- [Task requirements]:
Copy each line that holds "stockage".

#### Data extract ####

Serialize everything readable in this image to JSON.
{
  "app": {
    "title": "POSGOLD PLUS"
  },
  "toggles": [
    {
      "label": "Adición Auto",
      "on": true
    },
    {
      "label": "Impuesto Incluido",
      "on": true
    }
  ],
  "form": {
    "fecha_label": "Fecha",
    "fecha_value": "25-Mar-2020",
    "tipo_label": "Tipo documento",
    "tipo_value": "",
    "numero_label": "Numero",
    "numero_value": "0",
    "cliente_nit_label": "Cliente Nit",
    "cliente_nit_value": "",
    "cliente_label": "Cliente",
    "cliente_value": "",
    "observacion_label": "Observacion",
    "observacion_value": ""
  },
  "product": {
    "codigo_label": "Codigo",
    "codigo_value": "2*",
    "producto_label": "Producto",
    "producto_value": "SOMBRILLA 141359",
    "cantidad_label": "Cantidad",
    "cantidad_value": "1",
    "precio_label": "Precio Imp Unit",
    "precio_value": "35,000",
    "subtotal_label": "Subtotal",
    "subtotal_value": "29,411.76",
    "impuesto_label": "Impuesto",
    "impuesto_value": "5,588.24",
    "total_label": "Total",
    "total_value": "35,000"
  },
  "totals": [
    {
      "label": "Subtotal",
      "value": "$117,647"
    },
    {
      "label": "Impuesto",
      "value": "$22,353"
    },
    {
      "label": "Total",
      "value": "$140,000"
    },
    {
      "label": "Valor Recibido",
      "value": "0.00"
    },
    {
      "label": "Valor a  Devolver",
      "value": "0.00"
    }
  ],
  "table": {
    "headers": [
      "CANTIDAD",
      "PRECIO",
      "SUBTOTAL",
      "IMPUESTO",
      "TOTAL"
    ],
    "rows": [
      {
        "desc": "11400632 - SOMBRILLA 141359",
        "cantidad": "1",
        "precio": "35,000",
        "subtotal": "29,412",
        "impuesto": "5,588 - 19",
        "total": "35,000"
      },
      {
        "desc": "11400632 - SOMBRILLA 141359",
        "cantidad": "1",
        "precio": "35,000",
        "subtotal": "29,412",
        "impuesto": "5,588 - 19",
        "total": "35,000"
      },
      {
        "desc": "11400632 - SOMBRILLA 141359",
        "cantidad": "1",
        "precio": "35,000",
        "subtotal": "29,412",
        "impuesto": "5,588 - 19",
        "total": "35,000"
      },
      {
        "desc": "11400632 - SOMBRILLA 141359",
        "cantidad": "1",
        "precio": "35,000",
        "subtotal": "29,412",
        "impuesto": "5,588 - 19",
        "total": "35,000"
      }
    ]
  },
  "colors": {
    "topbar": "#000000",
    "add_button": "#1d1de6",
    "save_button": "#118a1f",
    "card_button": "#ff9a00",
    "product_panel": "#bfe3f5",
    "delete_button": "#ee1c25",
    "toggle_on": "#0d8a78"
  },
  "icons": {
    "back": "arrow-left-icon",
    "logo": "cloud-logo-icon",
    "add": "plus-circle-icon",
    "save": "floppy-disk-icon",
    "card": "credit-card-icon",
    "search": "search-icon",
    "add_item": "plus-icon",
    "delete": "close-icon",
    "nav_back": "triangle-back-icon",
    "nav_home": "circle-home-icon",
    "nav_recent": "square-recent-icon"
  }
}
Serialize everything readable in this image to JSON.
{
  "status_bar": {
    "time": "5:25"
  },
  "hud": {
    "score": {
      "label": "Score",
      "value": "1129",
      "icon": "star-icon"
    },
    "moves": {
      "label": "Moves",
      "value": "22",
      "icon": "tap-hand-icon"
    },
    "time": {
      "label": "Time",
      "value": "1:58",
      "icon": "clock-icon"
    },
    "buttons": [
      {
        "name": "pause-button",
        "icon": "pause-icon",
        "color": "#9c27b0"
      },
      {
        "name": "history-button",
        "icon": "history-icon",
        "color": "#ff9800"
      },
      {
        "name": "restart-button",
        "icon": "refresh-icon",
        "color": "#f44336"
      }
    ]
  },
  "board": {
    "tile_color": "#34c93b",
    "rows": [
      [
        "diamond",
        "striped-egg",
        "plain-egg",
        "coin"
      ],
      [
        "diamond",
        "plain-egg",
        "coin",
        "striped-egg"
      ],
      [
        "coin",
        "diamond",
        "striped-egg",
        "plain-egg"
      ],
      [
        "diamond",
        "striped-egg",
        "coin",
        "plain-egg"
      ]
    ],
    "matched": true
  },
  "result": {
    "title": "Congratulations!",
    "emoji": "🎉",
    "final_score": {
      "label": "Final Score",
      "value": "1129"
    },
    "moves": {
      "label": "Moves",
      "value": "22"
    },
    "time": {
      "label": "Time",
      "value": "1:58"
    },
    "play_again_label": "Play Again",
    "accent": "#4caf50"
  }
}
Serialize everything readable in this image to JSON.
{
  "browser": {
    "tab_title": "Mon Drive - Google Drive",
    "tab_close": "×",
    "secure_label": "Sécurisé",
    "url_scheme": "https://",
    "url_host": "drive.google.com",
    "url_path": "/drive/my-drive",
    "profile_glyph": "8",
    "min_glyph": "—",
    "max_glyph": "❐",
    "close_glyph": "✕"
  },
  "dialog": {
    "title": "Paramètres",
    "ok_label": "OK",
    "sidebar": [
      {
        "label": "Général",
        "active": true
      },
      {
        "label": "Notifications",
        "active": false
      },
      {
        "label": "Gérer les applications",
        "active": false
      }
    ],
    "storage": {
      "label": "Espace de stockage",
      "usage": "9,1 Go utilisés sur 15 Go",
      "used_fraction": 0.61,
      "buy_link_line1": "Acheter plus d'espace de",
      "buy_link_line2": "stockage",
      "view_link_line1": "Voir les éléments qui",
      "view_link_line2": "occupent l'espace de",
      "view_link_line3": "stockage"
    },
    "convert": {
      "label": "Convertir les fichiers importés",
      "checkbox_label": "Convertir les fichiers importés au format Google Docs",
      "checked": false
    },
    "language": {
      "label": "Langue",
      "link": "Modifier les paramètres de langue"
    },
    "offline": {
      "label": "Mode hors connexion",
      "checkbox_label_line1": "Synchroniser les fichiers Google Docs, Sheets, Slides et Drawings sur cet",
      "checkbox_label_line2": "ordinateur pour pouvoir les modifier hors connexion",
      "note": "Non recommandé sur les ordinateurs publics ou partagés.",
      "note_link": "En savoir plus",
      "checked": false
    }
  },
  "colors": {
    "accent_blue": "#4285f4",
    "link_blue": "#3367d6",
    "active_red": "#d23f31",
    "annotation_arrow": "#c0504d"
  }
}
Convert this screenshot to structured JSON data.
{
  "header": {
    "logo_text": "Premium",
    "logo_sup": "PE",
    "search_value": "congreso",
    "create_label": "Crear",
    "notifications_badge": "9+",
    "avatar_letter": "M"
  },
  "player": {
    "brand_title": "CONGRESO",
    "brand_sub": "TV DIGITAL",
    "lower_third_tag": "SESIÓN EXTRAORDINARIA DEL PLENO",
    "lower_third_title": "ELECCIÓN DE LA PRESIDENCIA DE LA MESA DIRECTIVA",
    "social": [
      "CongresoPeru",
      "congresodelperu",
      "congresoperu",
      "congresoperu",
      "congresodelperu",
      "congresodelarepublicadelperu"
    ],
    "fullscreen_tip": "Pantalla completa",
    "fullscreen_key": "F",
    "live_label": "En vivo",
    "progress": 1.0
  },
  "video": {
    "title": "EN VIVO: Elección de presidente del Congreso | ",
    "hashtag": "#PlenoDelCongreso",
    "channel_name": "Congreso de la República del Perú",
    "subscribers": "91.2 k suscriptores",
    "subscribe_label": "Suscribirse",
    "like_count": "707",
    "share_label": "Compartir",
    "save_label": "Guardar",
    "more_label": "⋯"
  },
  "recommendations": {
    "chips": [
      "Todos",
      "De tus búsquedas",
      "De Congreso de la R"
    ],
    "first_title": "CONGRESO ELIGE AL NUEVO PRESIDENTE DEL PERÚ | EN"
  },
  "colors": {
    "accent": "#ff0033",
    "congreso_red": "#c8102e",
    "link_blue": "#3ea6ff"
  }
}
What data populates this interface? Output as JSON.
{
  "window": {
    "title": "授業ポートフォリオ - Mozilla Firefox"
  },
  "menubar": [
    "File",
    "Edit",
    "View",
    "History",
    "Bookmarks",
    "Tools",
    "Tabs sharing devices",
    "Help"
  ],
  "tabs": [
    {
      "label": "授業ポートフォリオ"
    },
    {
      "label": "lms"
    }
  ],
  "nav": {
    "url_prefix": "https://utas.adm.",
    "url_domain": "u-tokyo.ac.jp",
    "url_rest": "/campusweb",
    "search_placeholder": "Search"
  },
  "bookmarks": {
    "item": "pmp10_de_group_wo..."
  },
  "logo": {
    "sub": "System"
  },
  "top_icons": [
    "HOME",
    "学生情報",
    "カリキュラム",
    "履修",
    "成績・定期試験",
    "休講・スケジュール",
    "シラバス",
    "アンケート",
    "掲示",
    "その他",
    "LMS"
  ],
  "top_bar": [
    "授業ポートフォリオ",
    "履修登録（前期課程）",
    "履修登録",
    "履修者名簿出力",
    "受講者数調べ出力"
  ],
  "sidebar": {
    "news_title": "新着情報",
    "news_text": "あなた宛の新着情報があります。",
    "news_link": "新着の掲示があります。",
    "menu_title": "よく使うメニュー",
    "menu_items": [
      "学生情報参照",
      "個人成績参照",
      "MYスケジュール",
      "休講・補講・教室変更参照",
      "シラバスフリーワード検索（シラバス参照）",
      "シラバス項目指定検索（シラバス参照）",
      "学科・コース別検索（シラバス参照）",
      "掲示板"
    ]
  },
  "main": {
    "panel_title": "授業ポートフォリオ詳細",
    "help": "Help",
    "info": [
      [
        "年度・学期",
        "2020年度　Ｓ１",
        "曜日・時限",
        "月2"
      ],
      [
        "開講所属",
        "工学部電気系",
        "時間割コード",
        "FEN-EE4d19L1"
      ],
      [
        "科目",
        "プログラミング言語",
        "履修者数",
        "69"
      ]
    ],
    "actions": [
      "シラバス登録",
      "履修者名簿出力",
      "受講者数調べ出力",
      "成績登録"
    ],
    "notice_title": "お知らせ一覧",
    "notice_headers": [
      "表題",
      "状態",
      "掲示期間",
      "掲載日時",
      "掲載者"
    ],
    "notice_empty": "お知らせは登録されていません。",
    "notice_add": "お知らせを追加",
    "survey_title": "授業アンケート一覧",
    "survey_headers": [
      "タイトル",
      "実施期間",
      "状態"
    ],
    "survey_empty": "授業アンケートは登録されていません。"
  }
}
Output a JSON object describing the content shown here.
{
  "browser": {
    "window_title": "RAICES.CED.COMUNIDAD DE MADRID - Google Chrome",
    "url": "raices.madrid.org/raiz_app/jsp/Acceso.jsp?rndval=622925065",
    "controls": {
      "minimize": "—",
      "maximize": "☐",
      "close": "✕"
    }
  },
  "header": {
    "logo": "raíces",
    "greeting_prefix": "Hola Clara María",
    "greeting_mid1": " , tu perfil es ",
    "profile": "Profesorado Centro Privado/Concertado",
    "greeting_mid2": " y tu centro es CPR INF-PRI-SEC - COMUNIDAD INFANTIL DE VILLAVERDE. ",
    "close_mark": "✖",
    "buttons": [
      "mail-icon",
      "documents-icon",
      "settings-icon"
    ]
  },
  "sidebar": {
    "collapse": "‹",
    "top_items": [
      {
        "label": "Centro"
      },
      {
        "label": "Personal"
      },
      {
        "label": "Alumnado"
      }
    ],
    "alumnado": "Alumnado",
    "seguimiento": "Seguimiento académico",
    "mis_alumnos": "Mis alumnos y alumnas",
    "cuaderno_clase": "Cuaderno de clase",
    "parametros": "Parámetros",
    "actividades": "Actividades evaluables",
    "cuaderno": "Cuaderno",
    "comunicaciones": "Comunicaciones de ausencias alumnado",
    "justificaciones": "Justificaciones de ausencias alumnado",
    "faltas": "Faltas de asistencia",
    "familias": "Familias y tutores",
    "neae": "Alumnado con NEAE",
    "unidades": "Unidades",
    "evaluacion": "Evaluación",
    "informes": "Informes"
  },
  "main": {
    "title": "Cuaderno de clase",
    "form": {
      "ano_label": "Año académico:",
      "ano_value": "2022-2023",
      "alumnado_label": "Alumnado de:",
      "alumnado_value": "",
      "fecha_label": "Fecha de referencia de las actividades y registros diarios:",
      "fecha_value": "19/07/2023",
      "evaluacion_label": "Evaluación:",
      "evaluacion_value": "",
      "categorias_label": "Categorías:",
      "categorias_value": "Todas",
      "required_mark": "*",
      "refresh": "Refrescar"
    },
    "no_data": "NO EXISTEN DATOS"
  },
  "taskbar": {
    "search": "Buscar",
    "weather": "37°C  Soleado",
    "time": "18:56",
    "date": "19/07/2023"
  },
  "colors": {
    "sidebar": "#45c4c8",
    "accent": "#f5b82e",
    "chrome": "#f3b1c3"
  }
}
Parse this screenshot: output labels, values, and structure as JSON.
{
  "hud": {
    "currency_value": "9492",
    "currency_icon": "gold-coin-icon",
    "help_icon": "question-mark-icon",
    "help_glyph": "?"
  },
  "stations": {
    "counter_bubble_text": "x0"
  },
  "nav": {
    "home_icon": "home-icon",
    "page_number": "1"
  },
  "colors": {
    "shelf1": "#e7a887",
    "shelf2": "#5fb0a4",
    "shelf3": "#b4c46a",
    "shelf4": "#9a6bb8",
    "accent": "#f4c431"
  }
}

####

- [Task solution]:
      "label": "Espace de stockage",
      "buy_link_line2": "stockage",
      "view_link_line3": "stockage"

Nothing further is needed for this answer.